DESCRIPTION OF THE TASK: Count every line below in which "effective" occurs, then give only the count.

INPUT ROWS:
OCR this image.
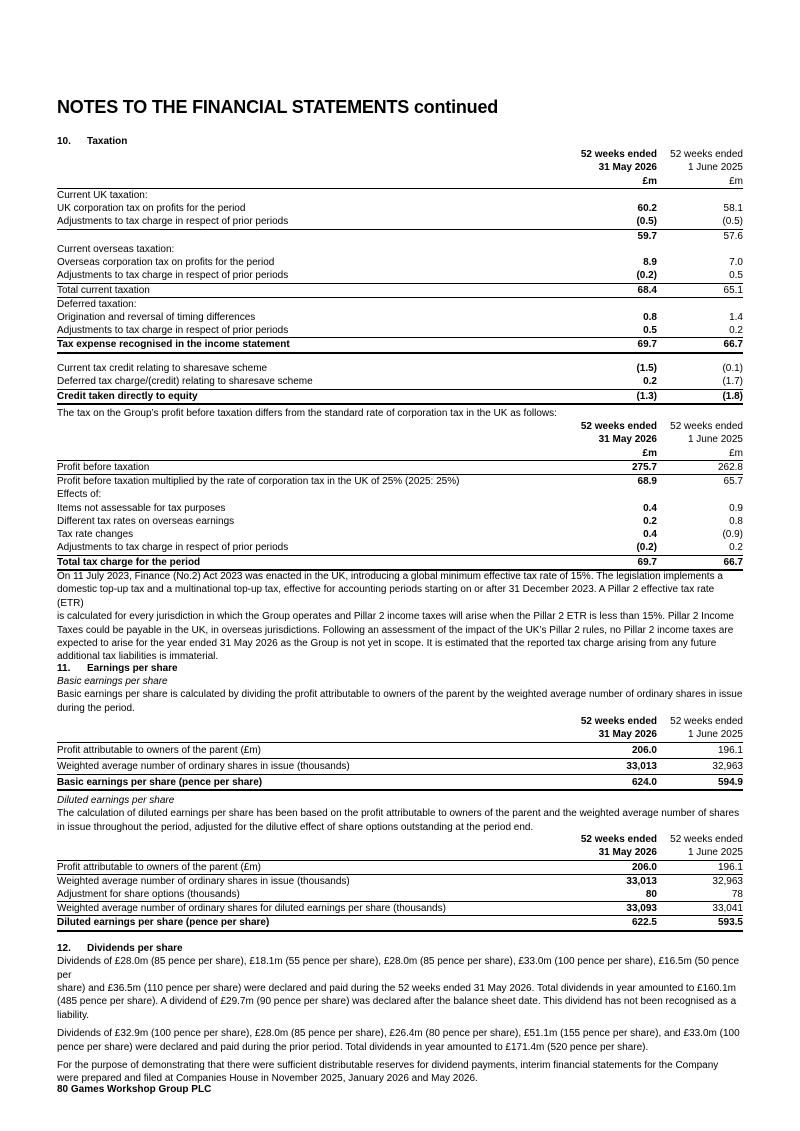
NOTES TO THE FINANCIAL STATEMENTS continued
10. Taxation
	52 weeks ended	52 weeks ended
	31 May 2026	1 June 2025
	£m	£m
Current UK taxation:		
UK corporation tax on profits for the period	60.2	58.1
Adjustments to tax charge in respect of prior periods	(0.5)	(0.5)
	59.7	57.6
Current overseas taxation:		
Overseas corporation tax on profits for the period	8.9	7.0
Adjustments to tax charge in respect of prior periods	(0.2)	0.5
Total current taxation	68.4	65.1
Deferred taxation:		
Origination and reversal of timing differences	0.8	1.4
Adjustments to tax charge in respect of prior periods	0.5	0.2
Tax expense recognised in the income statement	69.7	66.7
Current tax credit relating to sharesave scheme	(1.5)	(0.1)
Deferred tax charge/(credit) relating to sharesave scheme	0.2	(1.7)
Credit taken directly to equity	(1.3)	(1.8)
The tax on the Group’s profit before taxation differs from the standard rate of corporation tax in the UK as follows:
	52 weeks ended	52 weeks ended
	31 May 2026	1 June 2025
	£m	£m
Profit before taxation	275.7	262.8
Profit before taxation multiplied by the rate of corporation tax in the UK of 25% (2025: 25%)	68.9	65.7
Effects of:		
Items not assessable for tax purposes	0.4	0.9
Different tax rates on overseas earnings	0.2	0.8
Tax rate changes	0.4	(0.9)
Adjustments to tax charge in respect of prior periods	(0.2)	0.2
Total tax charge for the period	69.7	66.7

On 11 July 2023, Finance (No.2) Act 2023 was enacted in the UK, introducing a global minimum effective tax rate of 15%. The legislation implements a

domestic top-up tax and a multinational top-up tax, effective for accounting periods starting on or after 31 December 2023. A Pillar 2 effective tax rate (ETR)

is calculated for every jurisdiction in which the Group operates and Pillar 2 income taxes will arise when the Pillar 2 ETR is less than 15%. Pillar 2 Income

Taxes could be payable in the UK, in overseas jurisdictions. Following an assessment of the impact of the UK’s Pillar 2 rules, no Pillar 2 income taxes are

expected to arise for the year ended 31 May 2026 as the Group is not yet in scope. It is estimated that the reported tax charge arising from any future

additional tax liabilities is immaterial.

11. Earnings per share
Basic earnings per share

Basic earnings per share is calculated by dividing the profit attributable to owners of the parent by the weighted average number of ordinary shares in issue

during the period.

	52 weeks ended	52 weeks ended
	31 May 2026	1 June 2025
Profit attributable to owners of the parent (£m)	206.0	196.1
Weighted average number of ordinary shares in issue (thousands)	33,013	32,963
Basic earnings per share (pence per share)	624.0	594.9
Diluted earnings per share

The calculation of diluted earnings per share has been based on the profit attributable to owners of the parent and the weighted average number of shares

in issue throughout the period, adjusted for the dilutive effect of share options outstanding at the period end.

	52 weeks ended	52 weeks ended
	31 May 2026	1 June 2025
Profit attributable to owners of the parent (£m)	206.0	196.1
Weighted average number of ordinary shares in issue (thousands)	33,013	32,963
Adjustment for share options (thousands)	80	78
Weighted average number of ordinary shares for diluted earnings per share (thousands)	33,093	33,041
Diluted earnings per share (pence per share)	622.5	593.5
12. Dividends per share

Dividends of £28.0m (85 pence per share), £18.1m (55 pence per share), £28.0m (85 pence per share), £33.0m (100 pence per share), £16.5m (50 pence per

share) and £36.5m (110 pence per share) were declared and paid during the 52 weeks ended 31 May 2026. Total dividends in year amounted to £160.1m

(485 pence per share). A dividend of £29.7m (90 pence per share) was declared after the balance sheet date. This dividend has not been recognised as a

liability.

Dividends of £32.9m (100 pence per share), £28.0m (85 pence per share), £26.4m (80 pence per share), £51.1m (155 pence per share), and £33.0m (100

pence per share) were declared and paid during the prior period. Total dividends in year amounted to £171.4m (520 pence per share).

For the purpose of demonstrating that there were sufficient distributable reserves for dividend payments, interim financial statements for the Company

were prepared and filed at Companies House in November 2025, January 2026 and May 2026.

80 Games Workshop Group PLC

WRITTEN SOLUTION: 2